§ Material shown:
________
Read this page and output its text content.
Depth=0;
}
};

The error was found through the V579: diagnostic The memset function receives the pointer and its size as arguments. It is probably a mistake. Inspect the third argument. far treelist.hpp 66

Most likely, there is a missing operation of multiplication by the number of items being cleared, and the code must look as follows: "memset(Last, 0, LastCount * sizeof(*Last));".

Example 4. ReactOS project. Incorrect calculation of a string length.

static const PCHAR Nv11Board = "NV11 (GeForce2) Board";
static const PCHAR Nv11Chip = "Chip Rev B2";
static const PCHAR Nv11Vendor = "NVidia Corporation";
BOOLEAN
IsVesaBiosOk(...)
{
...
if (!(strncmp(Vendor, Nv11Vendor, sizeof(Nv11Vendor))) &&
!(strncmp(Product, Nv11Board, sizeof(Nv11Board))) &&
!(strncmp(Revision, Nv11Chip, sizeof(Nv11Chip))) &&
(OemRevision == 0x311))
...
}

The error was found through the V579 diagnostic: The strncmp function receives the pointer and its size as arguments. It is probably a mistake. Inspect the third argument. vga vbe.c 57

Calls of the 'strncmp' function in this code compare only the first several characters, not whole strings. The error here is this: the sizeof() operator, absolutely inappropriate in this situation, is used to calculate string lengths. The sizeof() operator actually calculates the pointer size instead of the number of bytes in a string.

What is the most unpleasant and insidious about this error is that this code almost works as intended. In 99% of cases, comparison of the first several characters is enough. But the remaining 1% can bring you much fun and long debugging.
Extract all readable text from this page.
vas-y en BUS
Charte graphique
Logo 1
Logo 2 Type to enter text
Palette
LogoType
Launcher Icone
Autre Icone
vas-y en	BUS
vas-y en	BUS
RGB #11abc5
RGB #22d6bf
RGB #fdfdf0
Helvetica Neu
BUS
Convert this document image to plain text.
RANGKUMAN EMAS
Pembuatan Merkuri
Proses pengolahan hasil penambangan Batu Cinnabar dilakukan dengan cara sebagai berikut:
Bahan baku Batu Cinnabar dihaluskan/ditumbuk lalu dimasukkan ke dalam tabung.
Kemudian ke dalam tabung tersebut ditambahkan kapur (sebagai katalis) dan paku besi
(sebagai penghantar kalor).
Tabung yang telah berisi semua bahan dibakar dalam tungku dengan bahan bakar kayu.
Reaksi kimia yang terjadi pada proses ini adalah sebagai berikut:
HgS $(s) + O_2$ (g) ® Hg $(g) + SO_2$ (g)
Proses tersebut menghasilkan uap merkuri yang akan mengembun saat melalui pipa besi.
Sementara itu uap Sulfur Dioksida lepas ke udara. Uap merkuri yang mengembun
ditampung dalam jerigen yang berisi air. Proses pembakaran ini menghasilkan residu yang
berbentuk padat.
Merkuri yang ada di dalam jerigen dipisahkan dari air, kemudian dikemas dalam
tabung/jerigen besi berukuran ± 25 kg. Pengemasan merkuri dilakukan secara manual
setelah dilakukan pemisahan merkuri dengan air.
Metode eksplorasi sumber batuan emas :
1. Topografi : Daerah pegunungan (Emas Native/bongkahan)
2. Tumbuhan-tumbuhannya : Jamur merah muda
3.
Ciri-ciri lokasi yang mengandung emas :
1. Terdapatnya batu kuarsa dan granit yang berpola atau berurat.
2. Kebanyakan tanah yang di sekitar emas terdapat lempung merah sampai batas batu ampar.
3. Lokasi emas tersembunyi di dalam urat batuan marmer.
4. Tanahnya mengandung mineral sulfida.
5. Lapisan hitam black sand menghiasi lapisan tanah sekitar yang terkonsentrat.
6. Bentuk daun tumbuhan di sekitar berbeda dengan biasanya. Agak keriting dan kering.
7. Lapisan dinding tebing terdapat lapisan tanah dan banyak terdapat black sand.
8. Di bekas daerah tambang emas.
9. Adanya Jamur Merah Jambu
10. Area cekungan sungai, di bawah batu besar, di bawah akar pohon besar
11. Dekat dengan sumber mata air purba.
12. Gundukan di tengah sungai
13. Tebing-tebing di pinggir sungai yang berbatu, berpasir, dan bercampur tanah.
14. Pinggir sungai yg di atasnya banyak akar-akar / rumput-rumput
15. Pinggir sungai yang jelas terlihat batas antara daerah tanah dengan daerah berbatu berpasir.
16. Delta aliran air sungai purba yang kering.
________
Transcribe the whole listing with nothing added or left out.

§ Answer to the exercise:
Read this page and output its text content.
Depth=0;
}
};

The error was found through the V579: diagnostic The memset function receives the pointer and its size as arguments. It is probably a mistake. Inspect the third argument. far treelist.hpp 66

Most likely, there is a missing operation of multiplication by the number of items being cleared, and the code must look as follows: "memset(Last, 0, LastCount * sizeof(*Last));".

Example 4. ReactOS project. Incorrect calculation of a string length.

static const PCHAR Nv11Board = "NV11 (GeForce2) Board";
static const PCHAR Nv11Chip = "Chip Rev B2";
static const PCHAR Nv11Vendor = "NVidia Corporation";
BOOLEAN
IsVesaBiosOk(...)
{
...
if (!(strncmp(Vendor, Nv11Vendor, sizeof(Nv11Vendor))) &&
!(strncmp(Product, Nv11Board, sizeof(Nv11Board))) &&
!(strncmp(Revision, Nv11Chip, sizeof(Nv11Chip))) &&
(OemRevision == 0x311))
...
}

The error was found through the V579 diagnostic: The strncmp function receives the pointer and its size as arguments. It is probably a mistake. Inspect the third argument. vga vbe.c 57

Calls of the 'strncmp' function in this code compare only the first several characters, not whole strings. The error here is this: the sizeof() operator, absolutely inappropriate in this situation, is used to calculate string lengths. The sizeof() operator actually calculates the pointer size instead of the number of bytes in a string.

What is the most unpleasant and insidious about this error is that this code almost works as intended. In 99% of cases, comparison of the first several characters is enough. But the remaining 1% can bring you much fun and long debugging.
Extract all readable text from this page.
vas-y en BUS
Charte graphique
Logo 1
Logo 2 Type to enter text
Palette
LogoType
Launcher Icone
Autre Icone
vas-y en	BUS
vas-y en	BUS
RGB #11abc5
RGB #22d6bf
RGB #fdfdf0
Helvetica Neu
BUS
Convert this document image to plain text.
RANGKUMAN EMAS
Pembuatan Merkuri
Proses pengolahan hasil penambangan Batu Cinnabar dilakukan dengan cara sebagai berikut:
Bahan baku Batu Cinnabar dihaluskan/ditumbuk lalu dimasukkan ke dalam tabung.
Kemudian ke dalam tabung tersebut ditambahkan kapur (sebagai katalis) dan paku besi
(sebagai penghantar kalor).
Tabung yang telah berisi semua bahan dibakar dalam tungku dengan bahan bakar kayu.
Reaksi kimia yang terjadi pada proses ini adalah sebagai berikut:
HgS $(s) + O_2$ (g) ® Hg $(g) + SO_2$ (g)
Proses tersebut menghasilkan uap merkuri yang akan mengembun saat melalui pipa besi.
Sementara itu uap Sulfur Dioksida lepas ke udara. Uap merkuri yang mengembun
ditampung dalam jerigen yang berisi air. Proses pembakaran ini menghasilkan residu yang
berbentuk padat.
Merkuri yang ada di dalam jerigen dipisahkan dari air, kemudian dikemas dalam
tabung/jerigen besi berukuran ± 25 kg. Pengemasan merkuri dilakukan secara manual
setelah dilakukan pemisahan merkuri dengan air.
Metode eksplorasi sumber batuan emas :
1. Topografi : Daerah pegunungan (Emas Native/bongkahan)
2. Tumbuhan-tumbuhannya : Jamur merah muda
3.
Ciri-ciri lokasi yang mengandung emas :
1. Terdapatnya batu kuarsa dan granit yang berpola atau berurat.
2. Kebanyakan tanah yang di sekitar emas terdapat lempung merah sampai batas batu ampar.
3. Lokasi emas tersembunyi di dalam urat batuan marmer.
4. Tanahnya mengandung mineral sulfida.
5. Lapisan hitam black sand menghiasi lapisan tanah sekitar yang terkonsentrat.
6. Bentuk daun tumbuhan di sekitar berbeda dengan biasanya. Agak keriting dan kering.
7. Lapisan dinding tebing terdapat lapisan tanah dan banyak terdapat black sand.
8. Di bekas daerah tambang emas.
9. Adanya Jamur Merah Jambu
10. Area cekungan sungai, di bawah batu besar, di bawah akar pohon besar
11. Dekat dengan sumber mata air purba.
12. Gundukan di tengah sungai
13. Tebing-tebing di pinggir sungai yang berbatu, berpasir, dan bercampur tanah.
14. Pinggir sungai yg di atasnya banyak akar-akar / rumput-rumput
15. Pinggir sungai yang jelas terlihat batas antara daerah tanah dengan daerah berbatu berpasir.
16. Delta aliran air sungai purba yang kering.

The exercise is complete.